Article
>>>>

What is the equivalent of Haskell's sequence in Scala? I want to turn list of options into an option of list. It should come out as None if any of the options is None.
List(Some(1), None, Some(2)).??? --> None
List(Some(1), Some(2), Some(3)).??? --> Some(List(1, 2, 3))
Scalaz defines sequence.
Here's an example:
scala> import scalaz._
import scalaz._
scala> import Scalaz._
import Scalaz._
scala> List(Some(1), None, Some(2)).sequence
res0: Option[List[Int]] = None
scala> List(some(1), some(2), some(3)).sequence
res1: Option[List[Int]] = Some(List(1, 2, 3))
Note that in the second example, you have to use Scalaz's some function to create a Some -- otherwise, the List is constructed as List[Some[Int]], which results in this error:
scala> List(Some(1), Some(2), Some(3)).sequence
<console>:14: error: could not find implicit value for parameter n: scalaz.Applicative[N]
List(Some(1), Some(2), Some(3)).sequence
The Scalaz some(a) and none functions create Some and None values of type Option[A].
If you want a solution for just List and Option rather a general monad then following will do the job,
def sequence[T](l : List[Option[T]]) =
if (l.contains(None)) None else Some(l.flatten)
REPL session,
scala> sequence(List(Some(1), None, Some(2)))
res2: Option[List[Int]] = None
scala> sequence(List(Some(1), Some(2), Some(3)))
res3: Option[List[Int]] = Some(List(1, 2, 3))
Just use Scalaz ...
Here is the same function as above using a combination of foldRight and map/ flatmap that only has to traverse the list once:
def sequence[A](lo: List[Option[A]]): Option[List[A]] =
lo.foldRight (Option(List[A]())) { (opt, ol) =>
ol flatMap (l => opt map (o => o::l))
}
Or, if you prefer the for comprehension version:
def sequence2[A](lo: List[Option[A]]): Option[List[A]] =
lo.foldRight (Option(List[A]())) { (opt, ol) =>
for {l <- ol; o <- opt} yield (o::l)
}
foldRight is equivalent to a reverse and fold left operation. So this traverses twice.
First off, I recommend that you check out the API docs for List.

<<<<

Annotated element listings

>>>>

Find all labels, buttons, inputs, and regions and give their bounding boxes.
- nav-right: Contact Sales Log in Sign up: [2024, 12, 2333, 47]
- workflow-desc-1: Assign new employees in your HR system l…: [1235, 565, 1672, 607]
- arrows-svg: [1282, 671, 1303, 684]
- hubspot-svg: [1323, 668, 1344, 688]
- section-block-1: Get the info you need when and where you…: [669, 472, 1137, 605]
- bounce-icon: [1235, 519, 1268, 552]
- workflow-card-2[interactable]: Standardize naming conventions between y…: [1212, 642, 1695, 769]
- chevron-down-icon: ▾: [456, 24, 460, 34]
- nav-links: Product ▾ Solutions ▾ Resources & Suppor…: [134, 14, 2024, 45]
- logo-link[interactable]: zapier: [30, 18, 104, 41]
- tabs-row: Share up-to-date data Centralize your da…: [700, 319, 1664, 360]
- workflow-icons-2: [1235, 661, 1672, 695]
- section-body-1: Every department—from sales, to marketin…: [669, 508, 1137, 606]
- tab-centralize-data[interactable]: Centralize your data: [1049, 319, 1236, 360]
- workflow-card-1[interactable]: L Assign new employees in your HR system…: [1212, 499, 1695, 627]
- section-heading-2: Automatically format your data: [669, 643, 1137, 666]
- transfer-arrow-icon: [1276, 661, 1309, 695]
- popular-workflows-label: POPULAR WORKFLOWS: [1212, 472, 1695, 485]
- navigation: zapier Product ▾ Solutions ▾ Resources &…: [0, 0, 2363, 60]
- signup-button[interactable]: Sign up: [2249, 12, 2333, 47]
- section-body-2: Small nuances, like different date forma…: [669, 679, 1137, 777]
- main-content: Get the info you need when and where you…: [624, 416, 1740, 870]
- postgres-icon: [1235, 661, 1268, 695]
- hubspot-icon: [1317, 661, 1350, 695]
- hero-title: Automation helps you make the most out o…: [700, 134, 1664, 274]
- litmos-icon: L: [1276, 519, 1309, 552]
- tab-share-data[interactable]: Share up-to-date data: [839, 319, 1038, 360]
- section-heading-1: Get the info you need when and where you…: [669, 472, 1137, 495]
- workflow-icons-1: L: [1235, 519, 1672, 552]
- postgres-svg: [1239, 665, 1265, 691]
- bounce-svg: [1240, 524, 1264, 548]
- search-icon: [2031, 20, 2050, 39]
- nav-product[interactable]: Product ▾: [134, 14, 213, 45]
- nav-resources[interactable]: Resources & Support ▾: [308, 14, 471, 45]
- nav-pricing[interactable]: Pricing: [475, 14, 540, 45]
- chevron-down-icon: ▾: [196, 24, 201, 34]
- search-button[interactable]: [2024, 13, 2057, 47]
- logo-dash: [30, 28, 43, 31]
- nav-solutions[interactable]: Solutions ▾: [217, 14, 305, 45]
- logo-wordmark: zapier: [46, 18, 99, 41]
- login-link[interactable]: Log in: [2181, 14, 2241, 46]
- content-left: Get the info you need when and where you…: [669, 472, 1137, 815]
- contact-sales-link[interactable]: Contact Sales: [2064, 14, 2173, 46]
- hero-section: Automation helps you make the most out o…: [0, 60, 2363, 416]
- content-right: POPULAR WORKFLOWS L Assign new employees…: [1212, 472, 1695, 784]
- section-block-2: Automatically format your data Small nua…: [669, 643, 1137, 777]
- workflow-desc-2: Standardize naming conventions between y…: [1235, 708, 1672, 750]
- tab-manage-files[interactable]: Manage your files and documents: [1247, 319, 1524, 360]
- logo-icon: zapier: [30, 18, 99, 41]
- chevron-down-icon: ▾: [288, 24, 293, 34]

<<<<

Goal A
Copy out every REPL result line in the Scala sequence thread above that begins with "res" and a number, keeping the order in which they appear.
Goal B
Carry the Scala thread on turning a list of options into an option of list forward from its last sentence.

Task answer A
res0: Option[List[Int]] = None
res1: Option[List[Int]] = Some(List(1, 2, 3))
res2: Option[List[Int]] = None
res3: Option[List[Int]] = Some(List(1, 2, 3))

Task answer B
As for a solution, this may not be the most graceful way to do it, but it'll work (and with no external dependencies):
// a function that checks if an option is a None
def isNone(opt:Option[_]) = opt match {
case None => true
case _ => false
}
//templated for type T so you can use whatever Options
def optionifyList[T](list:List[Option[T]]) = list.exists(isNone) match {
case true => None
case false => Some(list.flatten)
}
And a test just to be sure...
scala> val hasNone = Some(1) :: None :: Some(2) :: Nil
hasNone: List[Option[Int]] = List(Some(1), None, Some(2))
scala> val hasSome = Some(1) :: Some(2) :: Some(3) :: Nil
hasSome: List[Some[Int]] = List(Some(1), Some(2), Some(3))
scala> optionifyList(hasSome)
res2: Option[List[Int]] = Some(List(1, 2, 3))
scala> optionifyList(hasNone)
res3: Option[List[Int]] = None
Maybe this helps, as it traverses once only and use recursion
def sequence[A](a: List[Option[A]]): Option[List[A]] =
a match {
case Nil => Some(Nil)
case h :: rest => h.flatMap(x => sequence(rest).map(x :: _))
}
This is very simple with a for comprehension:
val x : Option[String] = Option("x")
val y : Option[String] = Option("y")
val z : Option[String] = None
// Result -> a: Option[List[String]] = None
val a = for {
x <- x
y <- y
z <- z
} yield List(x,y,z)
// Result -> b: Option[List[String]] = Some(List(x, y))
val b = for {
x <- x
y <- y
} yield List(x,y)
Since you need to flatten anyway, just do it first...
def sequence(lo: List[Option[A]]): Option[List[A]] = lo.flatten match {
la: List[A] if(la.length == lo.length) => Some(la)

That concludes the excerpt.